Stored dataset items:
----

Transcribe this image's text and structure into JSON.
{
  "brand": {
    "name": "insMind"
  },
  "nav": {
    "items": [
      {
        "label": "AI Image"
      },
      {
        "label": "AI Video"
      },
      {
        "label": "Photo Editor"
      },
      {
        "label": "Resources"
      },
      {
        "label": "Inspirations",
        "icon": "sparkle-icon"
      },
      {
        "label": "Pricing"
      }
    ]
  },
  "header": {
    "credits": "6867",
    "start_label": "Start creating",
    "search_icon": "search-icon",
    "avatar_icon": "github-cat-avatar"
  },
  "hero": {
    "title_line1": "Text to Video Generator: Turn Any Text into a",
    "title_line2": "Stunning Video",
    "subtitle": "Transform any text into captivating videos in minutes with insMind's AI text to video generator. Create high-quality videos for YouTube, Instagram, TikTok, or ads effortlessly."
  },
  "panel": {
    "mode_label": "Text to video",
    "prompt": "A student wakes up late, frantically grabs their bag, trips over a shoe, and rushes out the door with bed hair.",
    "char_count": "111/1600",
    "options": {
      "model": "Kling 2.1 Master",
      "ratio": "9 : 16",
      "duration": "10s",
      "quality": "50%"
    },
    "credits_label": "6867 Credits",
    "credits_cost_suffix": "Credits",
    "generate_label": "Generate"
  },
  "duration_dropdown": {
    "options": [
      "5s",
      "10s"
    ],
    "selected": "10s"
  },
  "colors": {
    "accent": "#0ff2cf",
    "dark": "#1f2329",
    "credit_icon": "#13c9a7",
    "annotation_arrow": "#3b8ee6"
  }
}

----

Given instruction: Type out the whole listing above again, exactly as it stands.

Final answer:
Transcribe this image's text and structure into JSON.
{
  "brand": {
    "name": "insMind"
  },
  "nav": {
    "items": [
      {
        "label": "AI Image"
      },
      {
        "label": "AI Video"
      },
      {
        "label": "Photo Editor"
      },
      {
        "label": "Resources"
      },
      {
        "label": "Inspirations",
        "icon": "sparkle-icon"
      },
      {
        "label": "Pricing"
      }
    ]
  },
  "header": {
    "credits": "6867",
    "start_label": "Start creating",
    "search_icon": "search-icon",
    "avatar_icon": "github-cat-avatar"
  },
  "hero": {
    "title_line1": "Text to Video Generator: Turn Any Text into a",
    "title_line2": "Stunning Video",
    "subtitle": "Transform any text into captivating videos in minutes with insMind's AI text to video generator. Create high-quality videos for YouTube, Instagram, TikTok, or ads effortlessly."
  },
  "panel": {
    "mode_label": "Text to video",
    "prompt": "A student wakes up late, frantically grabs their bag, trips over a shoe, and rushes out the door with bed hair.",
    "char_count": "111/1600",
    "options": {
      "model": "Kling 2.1 Master",
      "ratio": "9 : 16",
      "duration": "10s",
      "quality": "50%"
    },
    "credits_label": "6867 Credits",
    "credits_cost_suffix": "Credits",
    "generate_label": "Generate"
  },
  "duration_dropdown": {
    "options": [
      "5s",
      "10s"
    ],
    "selected": "10s"
  },
  "colors": {
    "accent": "#0ff2cf",
    "dark": "#1f2329",
    "credit_icon": "#13c9a7",
    "annotation_arrow": "#3b8ee6"
  }
}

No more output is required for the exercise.